[Data items]
========

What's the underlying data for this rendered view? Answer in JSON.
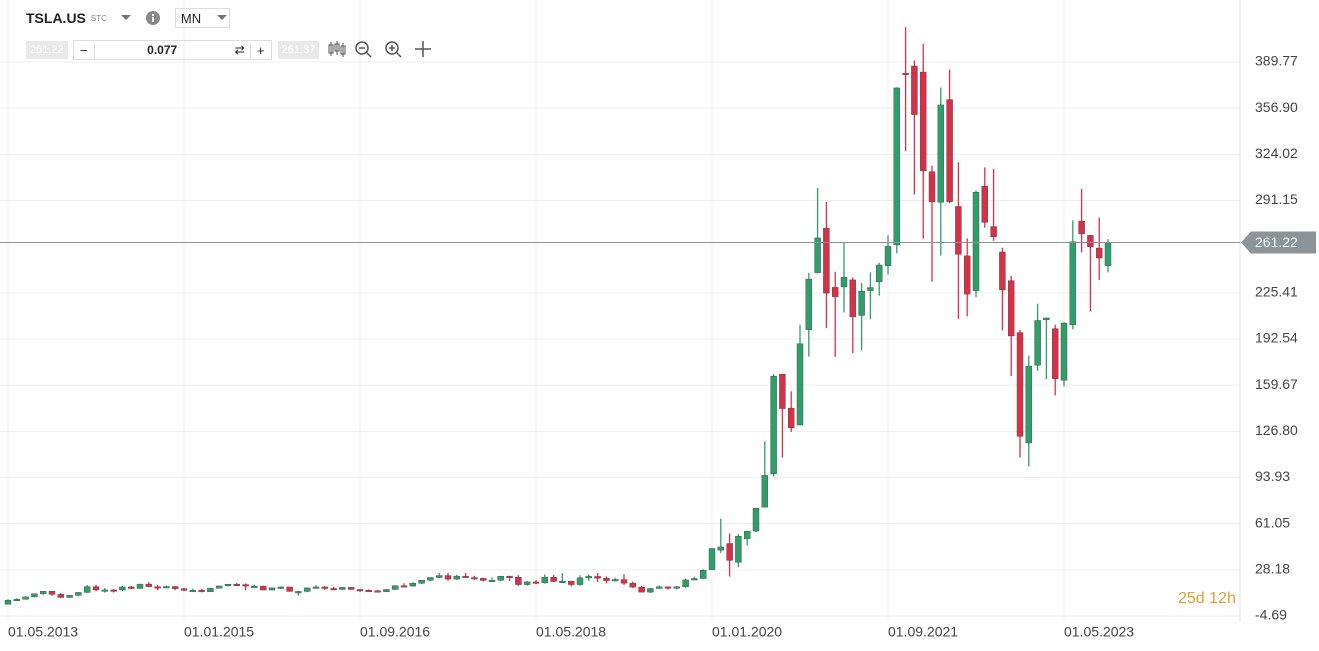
{
  "toolbar": {
    "symbol": "TSLA.US",
    "exchange": "STC",
    "timeframe": "MN",
    "sell": "261.22",
    "volume": "0.077",
    "buy": "261.37"
  },
  "countdown": "25d 12h",
  "chart_data": {
    "type": "candlestick",
    "x": [
      "01.05.2013",
      "01.06.2013",
      "01.07.2013",
      "01.08.2013",
      "01.09.2013",
      "01.10.2013",
      "01.11.2013",
      "01.12.2013",
      "01.01.2014",
      "01.02.2014",
      "01.03.2014",
      "01.04.2014",
      "01.05.2014",
      "01.06.2014",
      "01.07.2014",
      "01.08.2014",
      "01.09.2014",
      "01.10.2014",
      "01.11.2014",
      "01.12.2014",
      "01.01.2015",
      "01.02.2015",
      "01.03.2015",
      "01.04.2015",
      "01.05.2015",
      "01.06.2015",
      "01.07.2015",
      "01.08.2015",
      "01.09.2015",
      "01.10.2015",
      "01.11.2015",
      "01.12.2015",
      "01.01.2016",
      "01.02.2016",
      "01.03.2016",
      "01.04.2016",
      "01.05.2016",
      "01.06.2016",
      "01.07.2016",
      "01.08.2016",
      "01.09.2016",
      "01.10.2016",
      "01.11.2016",
      "01.12.2016",
      "01.01.2017",
      "01.02.2017",
      "01.03.2017",
      "01.04.2017",
      "01.05.2017",
      "01.06.2017",
      "01.07.2017",
      "01.08.2017",
      "01.09.2017",
      "01.10.2017",
      "01.11.2017",
      "01.12.2017",
      "01.01.2018",
      "01.02.2018",
      "01.03.2018",
      "01.04.2018",
      "01.05.2018",
      "01.06.2018",
      "01.07.2018",
      "01.08.2018",
      "01.09.2018",
      "01.10.2018",
      "01.11.2018",
      "01.12.2018",
      "01.01.2019",
      "01.02.2019",
      "01.03.2019",
      "01.04.2019",
      "01.05.2019",
      "01.06.2019",
      "01.07.2019",
      "01.08.2019",
      "01.09.2019",
      "01.10.2019",
      "01.11.2019",
      "01.12.2019",
      "01.01.2020",
      "01.02.2020",
      "01.03.2020",
      "01.04.2020",
      "01.05.2020",
      "01.06.2020",
      "01.07.2020",
      "01.08.2020",
      "01.09.2020",
      "01.10.2020",
      "01.11.2020",
      "01.12.2020",
      "01.01.2021",
      "01.02.2021",
      "01.03.2021",
      "01.04.2021",
      "01.05.2021",
      "01.06.2021",
      "01.07.2021",
      "01.08.2021",
      "01.09.2021",
      "01.10.2021",
      "01.11.2021",
      "01.12.2021",
      "01.01.2022",
      "01.02.2022",
      "01.03.2022",
      "01.04.2022",
      "01.05.2022",
      "01.06.2022",
      "01.07.2022",
      "01.08.2022",
      "01.09.2022",
      "01.10.2022",
      "01.11.2022",
      "01.12.2022",
      "01.01.2023",
      "01.02.2023",
      "01.03.2023",
      "01.04.2023",
      "01.05.2023",
      "01.06.2023",
      "01.07.2023",
      "01.08.2023",
      "01.09.2023",
      "01.10.2023"
    ],
    "open": [
      3.6,
      6.5,
      7.2,
      8.9,
      11.2,
      12.9,
      10.7,
      8.5,
      10.0,
      12.1,
      16.2,
      13.9,
      13.9,
      13.8,
      16.0,
      14.9,
      18.0,
      16.2,
      16.1,
      16.3,
      14.8,
      13.6,
      13.6,
      12.6,
      15.1,
      16.7,
      17.9,
      17.7,
      16.6,
      16.6,
      13.8,
      15.3,
      16.0,
      12.8,
      12.8,
      15.3,
      16.0,
      14.9,
      14.2,
      15.7,
      14.2,
      13.6,
      13.3,
      12.6,
      14.2,
      16.9,
      16.6,
      18.6,
      20.8,
      22.7,
      24.1,
      21.6,
      23.7,
      22.7,
      22.1,
      20.6,
      20.8,
      23.6,
      22.9,
      17.7,
      19.6,
      18.9,
      22.9,
      19.9,
      20.1,
      17.7,
      22.5,
      23.5,
      22.2,
      20.5,
      21.3,
      18.7,
      15.9,
      12.3,
      14.9,
      16.1,
      15.0,
      16.1,
      21.0,
      22.0,
      28.3,
      42.2,
      46.9,
      33.6,
      50.3,
      55.8,
      72.8,
      96.6,
      167.4,
      143.3,
      131.3,
      199.2,
      239.8,
      271.4,
      229.3,
      229.6,
      234.6,
      209.3,
      227.0,
      233.3,
      244.7,
      259.5,
      381.7,
      386.9,
      382.6,
      311.7,
      289.9,
      363.0,
      286.9,
      251.7,
      227.0,
      301.3,
      272.6,
      254.5,
      234.1,
      197.1,
      118.5,
      173.9,
      206.2,
      199.9,
      163.2,
      202.6,
      276.5,
      266.3,
      257.3,
      244.8
    ],
    "high": [
      7.3,
      8.0,
      9.4,
      11.4,
      12.9,
      12.9,
      11.5,
      10.3,
      12.4,
      17.4,
      17.6,
      15.3,
      14.4,
      16.7,
      16.8,
      18.3,
      19.4,
      17.5,
      17.1,
      16.6,
      15.3,
      14.7,
      14.6,
      15.4,
      16.9,
      18.2,
      18.8,
      18.5,
      17.5,
      16.8,
      15.6,
      16.3,
      16.0,
      13.3,
      15.5,
      17.3,
      16.6,
      15.9,
      15.8,
      15.8,
      14.5,
      14.3,
      13.9,
      14.4,
      17.2,
      18.6,
      19.3,
      20.9,
      22.9,
      25.9,
      25.8,
      24.7,
      25.9,
      23.9,
      22.6,
      22.8,
      23.9,
      24.0,
      24.4,
      20.4,
      20.9,
      24.9,
      24.5,
      25.8,
      20.4,
      24.3,
      24.9,
      25.9,
      23.5,
      22.5,
      25.0,
      19.8,
      16.8,
      15.2,
      17.1,
      16.2,
      16.6,
      21.9,
      23.3,
      28.7,
      43.5,
      64.6,
      54.0,
      53.8,
      56.0,
      72.3,
      119.7,
      167.5,
      167.5,
      155.3,
      202.6,
      239.6,
      300.1,
      290.1,
      240.4,
      261.0,
      236.4,
      232.5,
      240.0,
      246.8,
      266.3,
      371.7,
      414.5,
      390.9,
      402.7,
      315.9,
      371.6,
      384.3,
      318.5,
      264.2,
      298.3,
      314.7,
      313.8,
      257.5,
      237.4,
      198.9,
      180.7,
      217.7,
      207.8,
      202.7,
      204.5,
      277.0,
      299.3,
      266.5,
      279.0,
      263.6
    ],
    "low": [
      3.6,
      5.9,
      7.0,
      8.6,
      10.4,
      9.6,
      8.3,
      8.4,
      9.3,
      11.9,
      13.0,
      12.0,
      12.0,
      13.0,
      14.5,
      14.8,
      15.9,
      13.7,
      15.4,
      13.8,
      12.9,
      12.6,
      12.1,
      12.6,
      14.9,
      16.5,
      17.2,
      13.7,
      16.1,
      13.8,
      13.8,
      14.4,
      12.7,
      9.9,
      12.2,
      14.9,
      13.8,
      13.8,
      13.9,
      14.1,
      12.6,
      13.0,
      12.3,
      12.3,
      14.0,
      16.3,
      16.2,
      18.0,
      20.1,
      22.1,
      20.5,
      21.0,
      22.5,
      21.0,
      19.9,
      20.5,
      20.1,
      20.1,
      16.7,
      16.9,
      18.0,
      18.3,
      19.5,
      19.0,
      16.4,
      16.9,
      20.4,
      19.6,
      18.6,
      19.9,
      17.4,
      15.3,
      12.2,
      11.8,
      14.8,
      14.1,
      14.3,
      15.4,
      20.9,
      21.8,
      28.1,
      40.2,
      23.4,
      30.0,
      45.5,
      55.0,
      72.7,
      94.7,
      108.0,
      126.4,
      131.0,
      180.0,
      239.1,
      200.3,
      179.8,
      211.4,
      182.3,
      184.6,
      206.6,
      223.3,
      238.4,
      253.5,
      326.2,
      295.4,
      264.0,
      233.3,
      252.0,
      289.4,
      206.9,
      208.7,
      222.3,
      271.8,
      262.5,
      198.6,
      166.2,
      108.2,
      101.8,
      169.9,
      163.9,
      152.4,
      158.8,
      199.4,
      254.1,
      212.4,
      234.6,
      240.0
    ],
    "close": [
      6.5,
      7.2,
      8.9,
      11.2,
      12.9,
      10.7,
      8.5,
      10.0,
      12.1,
      16.2,
      13.9,
      13.9,
      13.8,
      16.0,
      14.9,
      18.0,
      16.2,
      16.1,
      16.3,
      14.8,
      13.6,
      13.6,
      12.6,
      15.1,
      16.7,
      17.9,
      17.7,
      16.6,
      16.6,
      13.8,
      15.3,
      16.0,
      12.8,
      12.8,
      15.3,
      16.0,
      14.9,
      14.2,
      15.7,
      14.2,
      13.6,
      13.3,
      12.6,
      14.2,
      16.9,
      16.6,
      18.6,
      20.8,
      22.7,
      24.1,
      21.6,
      23.7,
      22.7,
      22.1,
      20.6,
      20.8,
      23.6,
      22.9,
      17.7,
      19.6,
      18.9,
      22.9,
      19.9,
      20.1,
      17.7,
      22.5,
      23.5,
      22.2,
      20.5,
      21.3,
      18.7,
      15.9,
      12.3,
      14.9,
      16.1,
      15.0,
      16.1,
      21.0,
      22.0,
      27.9,
      43.4,
      44.5,
      34.9,
      52.1,
      55.7,
      72.0,
      95.4,
      166.1,
      143.0,
      129.3,
      189.2,
      235.2,
      264.5,
      225.2,
      222.6,
      236.5,
      208.4,
      226.6,
      229.1,
      245.2,
      258.5,
      371.3,
      381.6,
      352.3,
      312.2,
      290.1,
      359.2,
      290.3,
      252.8,
      224.5,
      297.1,
      275.6,
      265.3,
      227.5,
      194.7,
      123.2,
      173.2,
      205.7,
      207.5,
      164.3,
      203.9,
      261.8,
      267.4,
      258.1,
      250.2,
      261.22
    ],
    "up_color": "#2e9e6a",
    "down_color": "#d9304a",
    "ylim": [
      -8.96,
      433.9
    ],
    "yticks": [
      -4.69,
      28.18,
      61.05,
      93.93,
      {
        "value": 126.8,
        "label": "126.80"
      },
      159.67,
      192.54,
      225.41,
      291.15,
      324.02,
      {
        "value": 356.9,
        "label": "356.90"
      },
      389.77
    ],
    "xticks": [
      "01.05.2013",
      "01.01.2015",
      "01.09.2016",
      "01.05.2018",
      "01.01.2020",
      "01.09.2021",
      "01.05.2023"
    ],
    "last_price": {
      "value": 261.22,
      "label": "261.22"
    },
    "grid": true
  }
}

========

## [What is asked]
From the listing above, pick out each line where the word "label" appears.

## [Result of the task]
        "label": "126.80"
        "label": "356.90"
      "label": "261.22"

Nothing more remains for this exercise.